[Figure record listings]
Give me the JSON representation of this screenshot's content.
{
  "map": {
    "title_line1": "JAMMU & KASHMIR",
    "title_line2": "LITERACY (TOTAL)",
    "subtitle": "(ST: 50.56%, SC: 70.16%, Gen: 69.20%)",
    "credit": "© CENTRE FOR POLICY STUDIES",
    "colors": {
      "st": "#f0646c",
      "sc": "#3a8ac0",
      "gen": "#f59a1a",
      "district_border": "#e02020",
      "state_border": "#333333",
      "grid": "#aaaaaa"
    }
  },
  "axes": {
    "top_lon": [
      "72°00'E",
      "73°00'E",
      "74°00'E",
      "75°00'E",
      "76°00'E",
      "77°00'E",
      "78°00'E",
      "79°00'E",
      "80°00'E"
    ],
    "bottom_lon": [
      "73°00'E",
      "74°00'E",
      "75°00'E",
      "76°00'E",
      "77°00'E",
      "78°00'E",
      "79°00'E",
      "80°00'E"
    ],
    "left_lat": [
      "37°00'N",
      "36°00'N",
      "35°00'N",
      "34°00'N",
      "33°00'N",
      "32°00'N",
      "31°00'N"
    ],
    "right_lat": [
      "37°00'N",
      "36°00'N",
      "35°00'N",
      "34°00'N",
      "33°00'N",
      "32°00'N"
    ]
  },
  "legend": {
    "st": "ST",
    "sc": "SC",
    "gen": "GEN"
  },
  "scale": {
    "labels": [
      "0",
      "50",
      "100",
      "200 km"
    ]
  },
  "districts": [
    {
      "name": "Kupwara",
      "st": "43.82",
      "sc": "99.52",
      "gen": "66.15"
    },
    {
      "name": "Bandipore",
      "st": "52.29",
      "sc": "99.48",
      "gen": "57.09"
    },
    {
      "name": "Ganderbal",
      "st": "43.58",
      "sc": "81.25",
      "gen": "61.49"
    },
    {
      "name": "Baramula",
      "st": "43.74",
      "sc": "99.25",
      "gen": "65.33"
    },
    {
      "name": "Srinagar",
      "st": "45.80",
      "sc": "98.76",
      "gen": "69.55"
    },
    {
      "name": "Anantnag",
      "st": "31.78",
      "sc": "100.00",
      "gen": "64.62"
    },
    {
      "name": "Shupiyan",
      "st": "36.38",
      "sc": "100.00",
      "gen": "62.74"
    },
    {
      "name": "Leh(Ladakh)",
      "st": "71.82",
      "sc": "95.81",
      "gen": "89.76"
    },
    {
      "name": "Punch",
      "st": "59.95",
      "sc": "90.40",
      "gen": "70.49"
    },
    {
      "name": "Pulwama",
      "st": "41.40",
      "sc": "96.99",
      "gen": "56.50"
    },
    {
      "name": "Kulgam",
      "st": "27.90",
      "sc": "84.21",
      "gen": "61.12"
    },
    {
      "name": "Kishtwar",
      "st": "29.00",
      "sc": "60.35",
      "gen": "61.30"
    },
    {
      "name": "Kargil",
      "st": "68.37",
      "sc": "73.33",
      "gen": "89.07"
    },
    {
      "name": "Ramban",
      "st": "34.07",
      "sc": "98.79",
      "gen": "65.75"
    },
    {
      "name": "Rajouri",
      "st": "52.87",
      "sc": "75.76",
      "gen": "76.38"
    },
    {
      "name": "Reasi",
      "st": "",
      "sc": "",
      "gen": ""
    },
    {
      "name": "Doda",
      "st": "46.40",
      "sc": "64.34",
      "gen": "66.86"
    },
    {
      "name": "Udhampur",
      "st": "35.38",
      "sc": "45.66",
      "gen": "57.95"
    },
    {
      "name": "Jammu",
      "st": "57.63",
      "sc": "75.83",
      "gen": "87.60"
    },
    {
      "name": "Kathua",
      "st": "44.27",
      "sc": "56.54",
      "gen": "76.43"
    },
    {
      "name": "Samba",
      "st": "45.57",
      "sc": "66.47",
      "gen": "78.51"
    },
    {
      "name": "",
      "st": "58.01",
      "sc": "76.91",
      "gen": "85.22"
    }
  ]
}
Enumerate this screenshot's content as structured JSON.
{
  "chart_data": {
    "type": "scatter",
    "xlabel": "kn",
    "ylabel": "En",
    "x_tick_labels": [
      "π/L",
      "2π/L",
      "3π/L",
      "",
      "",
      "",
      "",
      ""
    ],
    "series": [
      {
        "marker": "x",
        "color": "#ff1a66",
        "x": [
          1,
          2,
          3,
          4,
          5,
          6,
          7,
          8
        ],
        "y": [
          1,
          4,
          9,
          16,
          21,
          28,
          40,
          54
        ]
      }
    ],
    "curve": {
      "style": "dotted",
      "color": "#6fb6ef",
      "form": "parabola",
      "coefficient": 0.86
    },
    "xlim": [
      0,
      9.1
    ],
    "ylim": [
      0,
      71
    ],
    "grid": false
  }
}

• [Exercise]
Extract each line of the material exactly as it stands.

• [Problem solution]
Give me the JSON representation of this screenshot's content.
{
  "map": {
    "title_line1": "JAMMU & KASHMIR",
    "title_line2": "LITERACY (TOTAL)",
    "subtitle": "(ST: 50.56%, SC: 70.16%, Gen: 69.20%)",
    "credit": "© CENTRE FOR POLICY STUDIES",
    "colors": {
      "st": "#f0646c",
      "sc": "#3a8ac0",
      "gen": "#f59a1a",
      "district_border": "#e02020",
      "state_border": "#333333",
      "grid": "#aaaaaa"
    }
  },
  "axes": {
    "top_lon": [
      "72°00'E",
      "73°00'E",
      "74°00'E",
      "75°00'E",
      "76°00'E",
      "77°00'E",
      "78°00'E",
      "79°00'E",
      "80°00'E"
    ],
    "bottom_lon": [
      "73°00'E",
      "74°00'E",
      "75°00'E",
      "76°00'E",
      "77°00'E",
      "78°00'E",
      "79°00'E",
      "80°00'E"
    ],
    "left_lat": [
      "37°00'N",
      "36°00'N",
      "35°00'N",
      "34°00'N",
      "33°00'N",
      "32°00'N",
      "31°00'N"
    ],
    "right_lat": [
      "37°00'N",
      "36°00'N",
      "35°00'N",
      "34°00'N",
      "33°00'N",
      "32°00'N"
    ]
  },
  "legend": {
    "st": "ST",
    "sc": "SC",
    "gen": "GEN"
  },
  "scale": {
    "labels": [
      "0",
      "50",
      "100",
      "200 km"
    ]
  },
  "districts": [
    {
      "name": "Kupwara",
      "st": "43.82",
      "sc": "99.52",
      "gen": "66.15"
    },
    {
      "name": "Bandipore",
      "st": "52.29",
      "sc": "99.48",
      "gen": "57.09"
    },
    {
      "name": "Ganderbal",
      "st": "43.58",
      "sc": "81.25",
      "gen": "61.49"
    },
    {
      "name": "Baramula",
      "st": "43.74",
      "sc": "99.25",
      "gen": "65.33"
    },
    {
      "name": "Srinagar",
      "st": "45.80",
      "sc": "98.76",
      "gen": "69.55"
    },
    {
      "name": "Anantnag",
      "st": "31.78",
      "sc": "100.00",
      "gen": "64.62"
    },
    {
      "name": "Shupiyan",
      "st": "36.38",
      "sc": "100.00",
      "gen": "62.74"
    },
    {
      "name": "Leh(Ladakh)",
      "st": "71.82",
      "sc": "95.81",
      "gen": "89.76"
    },
    {
      "name": "Punch",
      "st": "59.95",
      "sc": "90.40",
      "gen": "70.49"
    },
    {
      "name": "Pulwama",
      "st": "41.40",
      "sc": "96.99",
      "gen": "56.50"
    },
    {
      "name": "Kulgam",
      "st": "27.90",
      "sc": "84.21",
      "gen": "61.12"
    },
    {
      "name": "Kishtwar",
      "st": "29.00",
      "sc": "60.35",
      "gen": "61.30"
    },
    {
      "name": "Kargil",
      "st": "68.37",
      "sc": "73.33",
      "gen": "89.07"
    },
    {
      "name": "Ramban",
      "st": "34.07",
      "sc": "98.79",
      "gen": "65.75"
    },
    {
      "name": "Rajouri",
      "st": "52.87",
      "sc": "75.76",
      "gen": "76.38"
    },
    {
      "name": "Reasi",
      "st": "",
      "sc": "",
      "gen": ""
    },
    {
      "name": "Doda",
      "st": "46.40",
      "sc": "64.34",
      "gen": "66.86"
    },
    {
      "name": "Udhampur",
      "st": "35.38",
      "sc": "45.66",
      "gen": "57.95"
    },
    {
      "name": "Jammu",
      "st": "57.63",
      "sc": "75.83",
      "gen": "87.60"
    },
    {
      "name": "Kathua",
      "st": "44.27",
      "sc": "56.54",
      "gen": "76.43"
    },
    {
      "name": "Samba",
      "st": "45.57",
      "sc": "66.47",
      "gen": "78.51"
    },
    {
      "name": "",
      "st": "58.01",
      "sc": "76.91",
      "gen": "85.22"
    }
  ]
}
Enumerate this screenshot's content as structured JSON.
{
  "chart_data": {
    "type": "scatter",
    "xlabel": "kn",
    "ylabel": "En",
    "x_tick_labels": [
      "π/L",
      "2π/L",
      "3π/L",
      "",
      "",
      "",
      "",
      ""
    ],
    "series": [
      {
        "marker": "x",
        "color": "#ff1a66",
        "x": [
          1,
          2,
          3,
          4,
          5,
          6,
          7,
          8
        ],
        "y": [
          1,
          4,
          9,
          16,
          21,
          28,
          40,
          54
        ]
      }
    ],
    "curve": {
      "style": "dotted",
      "color": "#6fb6ef",
      "form": "parabola",
      "coefficient": 0.86
    },
    "xlim": [
      0,
      9.1
    ],
    "ylim": [
      0,
      71
    ],
    "grid": false
  }
}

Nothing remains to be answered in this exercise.